### EXERCISE AIM
Records follow. Copy every line with "text".

(Extracted data entries)
__________________________________________________
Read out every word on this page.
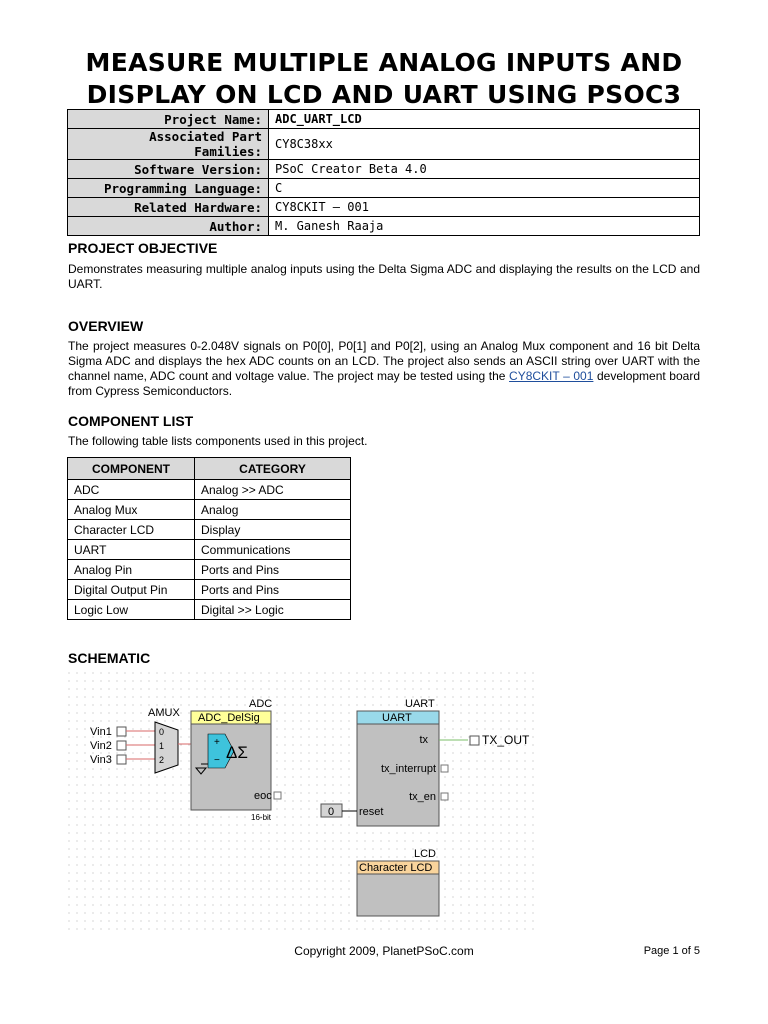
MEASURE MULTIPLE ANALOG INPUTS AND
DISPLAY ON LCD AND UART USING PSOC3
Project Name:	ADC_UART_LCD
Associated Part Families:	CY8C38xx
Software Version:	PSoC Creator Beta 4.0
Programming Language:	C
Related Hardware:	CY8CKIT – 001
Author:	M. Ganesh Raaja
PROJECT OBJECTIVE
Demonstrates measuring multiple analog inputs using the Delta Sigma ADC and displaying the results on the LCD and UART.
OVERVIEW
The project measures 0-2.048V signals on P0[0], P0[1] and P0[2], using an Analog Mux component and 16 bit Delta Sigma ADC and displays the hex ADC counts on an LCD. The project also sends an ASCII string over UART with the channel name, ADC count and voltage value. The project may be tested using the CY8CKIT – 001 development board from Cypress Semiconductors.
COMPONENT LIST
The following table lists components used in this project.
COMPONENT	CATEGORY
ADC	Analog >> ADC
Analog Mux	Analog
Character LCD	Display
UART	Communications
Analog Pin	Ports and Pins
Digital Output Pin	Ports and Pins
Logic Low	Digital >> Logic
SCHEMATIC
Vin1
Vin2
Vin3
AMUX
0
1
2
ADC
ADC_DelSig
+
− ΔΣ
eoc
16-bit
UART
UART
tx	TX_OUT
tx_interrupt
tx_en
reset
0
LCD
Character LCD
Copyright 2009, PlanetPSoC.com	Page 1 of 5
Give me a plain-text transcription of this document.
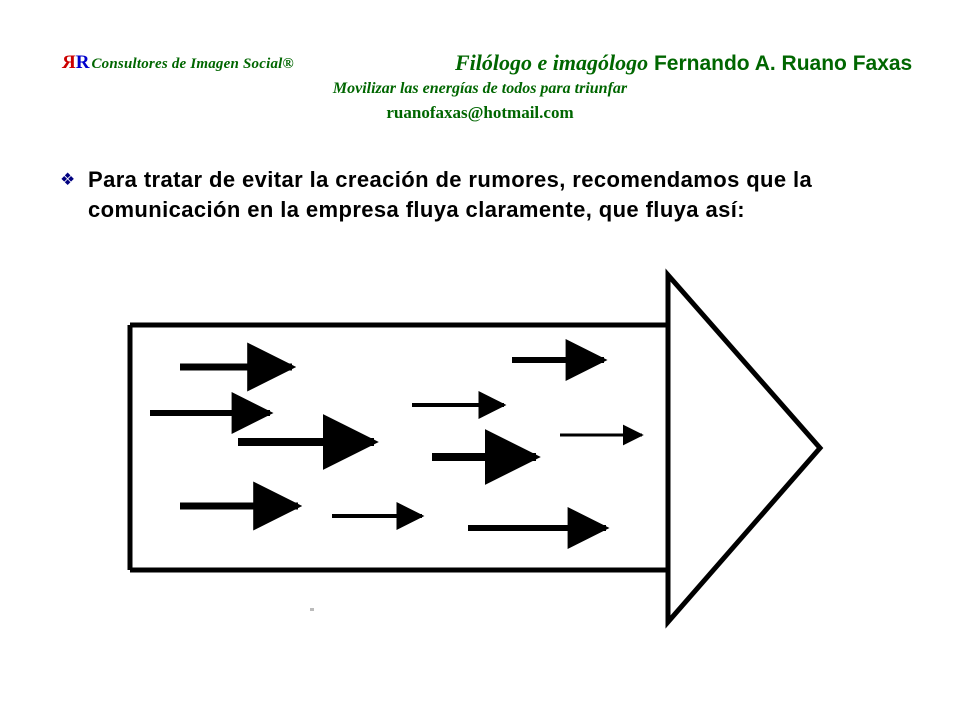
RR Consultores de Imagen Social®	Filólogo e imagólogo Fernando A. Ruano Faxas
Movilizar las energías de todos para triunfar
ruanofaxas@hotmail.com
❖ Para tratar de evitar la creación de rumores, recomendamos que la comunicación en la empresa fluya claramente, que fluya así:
__________________________________________________
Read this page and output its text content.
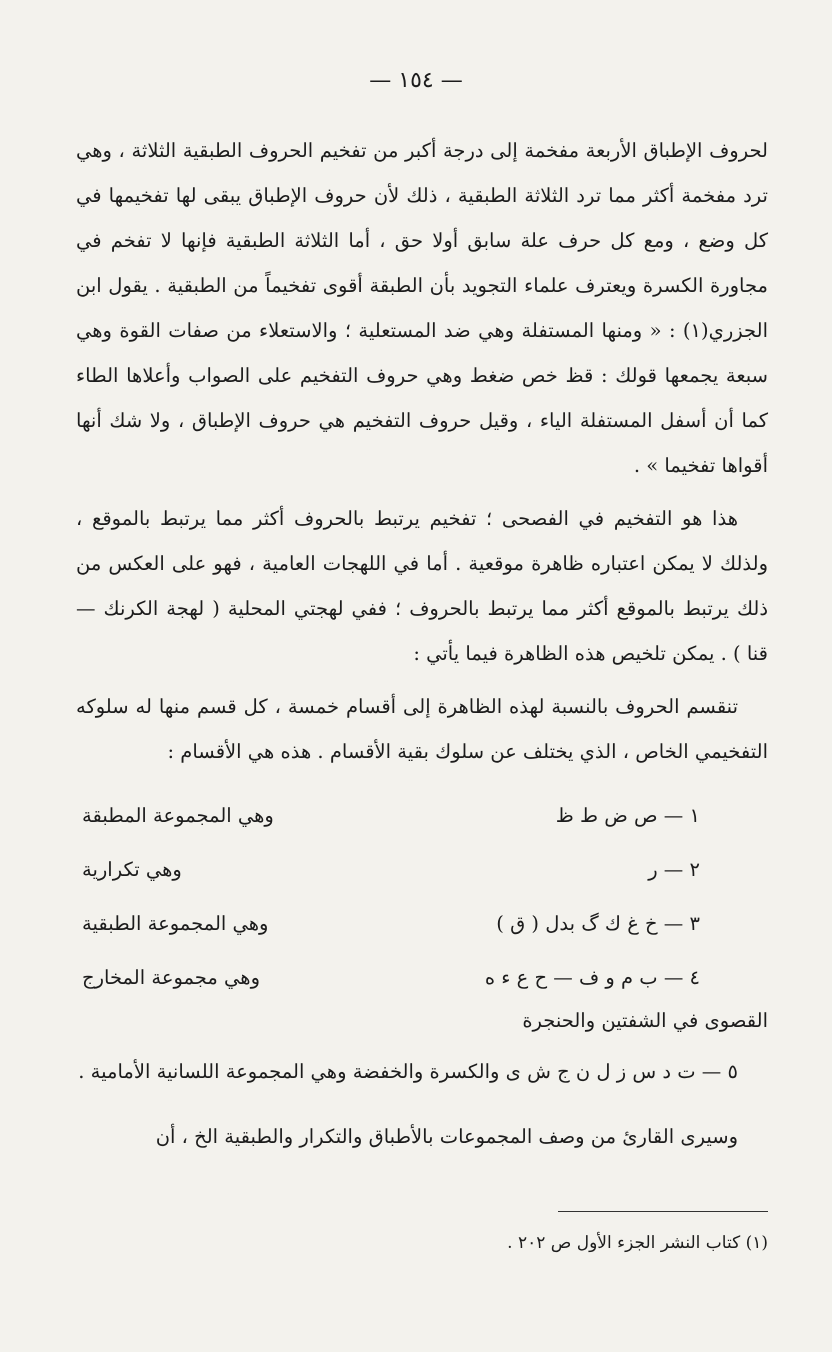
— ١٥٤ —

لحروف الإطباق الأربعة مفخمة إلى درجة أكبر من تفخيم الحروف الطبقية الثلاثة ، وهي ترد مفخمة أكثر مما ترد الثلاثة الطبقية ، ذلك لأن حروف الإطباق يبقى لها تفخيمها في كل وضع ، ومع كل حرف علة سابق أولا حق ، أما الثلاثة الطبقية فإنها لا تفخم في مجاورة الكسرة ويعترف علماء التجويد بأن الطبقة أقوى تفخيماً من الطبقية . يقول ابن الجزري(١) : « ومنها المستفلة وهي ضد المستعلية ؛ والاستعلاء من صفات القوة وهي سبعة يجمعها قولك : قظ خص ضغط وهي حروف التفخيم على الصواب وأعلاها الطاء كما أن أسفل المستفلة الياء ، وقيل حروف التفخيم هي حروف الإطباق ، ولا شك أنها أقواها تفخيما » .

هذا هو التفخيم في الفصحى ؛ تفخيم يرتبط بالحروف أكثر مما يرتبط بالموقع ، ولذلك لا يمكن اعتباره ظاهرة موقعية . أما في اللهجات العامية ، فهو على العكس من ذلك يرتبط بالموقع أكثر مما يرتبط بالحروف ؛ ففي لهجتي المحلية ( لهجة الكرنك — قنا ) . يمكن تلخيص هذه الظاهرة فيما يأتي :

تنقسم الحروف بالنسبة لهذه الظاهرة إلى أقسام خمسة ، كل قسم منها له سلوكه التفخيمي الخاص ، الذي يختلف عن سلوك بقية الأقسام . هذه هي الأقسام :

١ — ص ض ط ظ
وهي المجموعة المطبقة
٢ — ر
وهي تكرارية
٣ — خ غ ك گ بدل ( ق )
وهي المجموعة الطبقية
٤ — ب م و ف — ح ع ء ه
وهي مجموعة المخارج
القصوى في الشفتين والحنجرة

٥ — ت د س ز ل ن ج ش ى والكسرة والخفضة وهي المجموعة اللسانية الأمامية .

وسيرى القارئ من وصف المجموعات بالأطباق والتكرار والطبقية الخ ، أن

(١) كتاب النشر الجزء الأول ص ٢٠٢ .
__________________________________________________
### RESPONSE FOR THIS EXERCISE
Give me a plain-text transcription of this document.
Read this page and output its text content.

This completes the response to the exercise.